> Text to read:
For the first time in decades the frontiers were secure, and the slow task of repairing the damage caused by invasions and internal warfare could begin. Diocletian may have been a soldier originally, but he was also a born administrator. He devoted his reign to a reorganization of the empire so that it would defend itself better against the barbarians, creating a discipline--and a regimentation--that would characterize Roman life for the rest of the Empire's history.

The first problem was an unruly army. The soldiers--particularly the Praetorian Guard--had gotten their way almost every time for nearly a century, and were inclined to assassinate the current emperor if they didn't. Moreover, the reestablished unity of the Empire was precarious, with wars likely to break out in more than one place at any time. The legions tended to lose battles when an emperor wasn't around to lead them, so the main army on each front expected to have an emperor nearby; if he wasn't handy, the soldiers would set up their commander as one. Diocletian decided that the simplest way to cope with this danger was to beat the soldiers to it. Because he had no son, he first tried the method used by the "five good emperors," and adopted a drinking buddy, a general named Maximian, as his heir. Although this was legal, it must look odd to the reader, because Maximian was only five years younger than his new stepfather. A year later, Diocletian tried a new arrangement by proclaiming Maximian his co-emperor; now Maximian would rule the western half of the Empire while Diocletian administered the eastern half. This worked better, but there were so many barbarian invasions to deal with over the next few years that Diocletian decided more emperors were needed. In 293 he created a system that would be called the "Tetrarchy"; two junior emperors were elevated (Galerius in the East, Constantius in the West) and given the title of "Caesar"; the two senior emperors got the title of "Augustus." Each of the younger men was required to marry a daughter of his patron; Constantius had to divorce his wife, Helena (the future St. Helena), to do this, though their son Constantine remained his heir.

> Stated problem 1: Using the passage on Diocletian, please decide whether each statement agrees with it. Answer yes or no and quote the words that settle it: (a) Maximian was only five years younger than Diocletian. (b) Diocletian adopted Maximian because his own son was too young to rule. (c) Under the Tetrarchy the two junior emperors received the title of "Augustus."

> Given records:
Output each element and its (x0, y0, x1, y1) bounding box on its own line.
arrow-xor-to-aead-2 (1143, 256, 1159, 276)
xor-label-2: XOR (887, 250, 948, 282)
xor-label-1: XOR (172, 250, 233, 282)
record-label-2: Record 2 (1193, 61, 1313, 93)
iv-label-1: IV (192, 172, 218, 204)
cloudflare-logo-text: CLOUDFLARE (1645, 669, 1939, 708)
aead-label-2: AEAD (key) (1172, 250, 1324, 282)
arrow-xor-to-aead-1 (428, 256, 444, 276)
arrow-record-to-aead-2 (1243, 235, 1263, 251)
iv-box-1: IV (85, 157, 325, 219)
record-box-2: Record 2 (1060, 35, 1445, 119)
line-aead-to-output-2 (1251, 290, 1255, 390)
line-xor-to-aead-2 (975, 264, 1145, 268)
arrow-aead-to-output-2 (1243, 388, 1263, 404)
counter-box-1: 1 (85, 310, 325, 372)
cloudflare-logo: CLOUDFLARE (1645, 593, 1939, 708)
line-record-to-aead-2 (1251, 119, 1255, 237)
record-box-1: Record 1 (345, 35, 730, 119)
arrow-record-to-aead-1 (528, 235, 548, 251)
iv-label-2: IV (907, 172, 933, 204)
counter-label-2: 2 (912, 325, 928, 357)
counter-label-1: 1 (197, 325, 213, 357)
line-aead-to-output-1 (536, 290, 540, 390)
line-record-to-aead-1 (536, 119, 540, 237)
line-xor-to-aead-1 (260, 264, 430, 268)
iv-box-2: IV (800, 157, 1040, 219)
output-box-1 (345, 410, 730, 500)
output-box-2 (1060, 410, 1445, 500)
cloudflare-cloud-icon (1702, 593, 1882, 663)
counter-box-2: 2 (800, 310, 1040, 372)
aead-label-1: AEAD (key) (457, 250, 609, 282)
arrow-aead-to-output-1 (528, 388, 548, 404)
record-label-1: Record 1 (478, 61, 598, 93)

> Stated problem 2: Rename "bounding box" as "enclosing rectangle" in the records, from their first line through the line containing "cloudflare-logo: CLOUDFLARE (1645, 593, 1939, 708)", both ends included, with nothing else changed. Return only those lines.

> Response 1:
(a) Yes: "Maximian was only five years younger than his new stepfather."
(b) No: "Because he had no son, he first tried the method used by the "five good emperors," and adopted a drinking buddy, a general named Maximian, as his heir."
(c) No: "two junior emperors were elevated (Galerius in the East, Constantius in the West) and given the title of "Caesar"; the two senior emperors got the title of "Augustus.""

> Response 2:
Output each element and its (x0, y0, x1, y1) enclosing rectangle on its own line.
arrow-xor-to-aead-2 (1143, 256, 1159, 276)
xor-label-2: XOR (887, 250, 948, 282)
xor-label-1: XOR (172, 250, 233, 282)
record-label-2: Record 2 (1193, 61, 1313, 93)
iv-label-1: IV (192, 172, 218, 204)
cloudflare-logo-text: CLOUDFLARE (1645, 669, 1939, 708)
aead-label-2: AEAD (key) (1172, 250, 1324, 282)
arrow-xor-to-aead-1 (428, 256, 444, 276)
arrow-record-to-aead-2 (1243, 235, 1263, 251)
iv-box-1: IV (85, 157, 325, 219)
record-box-2: Record 2 (1060, 35, 1445, 119)
line-aead-to-output-2 (1251, 290, 1255, 390)
line-xor-to-aead-2 (975, 264, 1145, 268)
arrow-aead-to-output-2 (1243, 388, 1263, 404)
counter-box-1: 1 (85, 310, 325, 372)
cloudflare-logo: CLOUDFLARE (1645, 593, 1939, 708)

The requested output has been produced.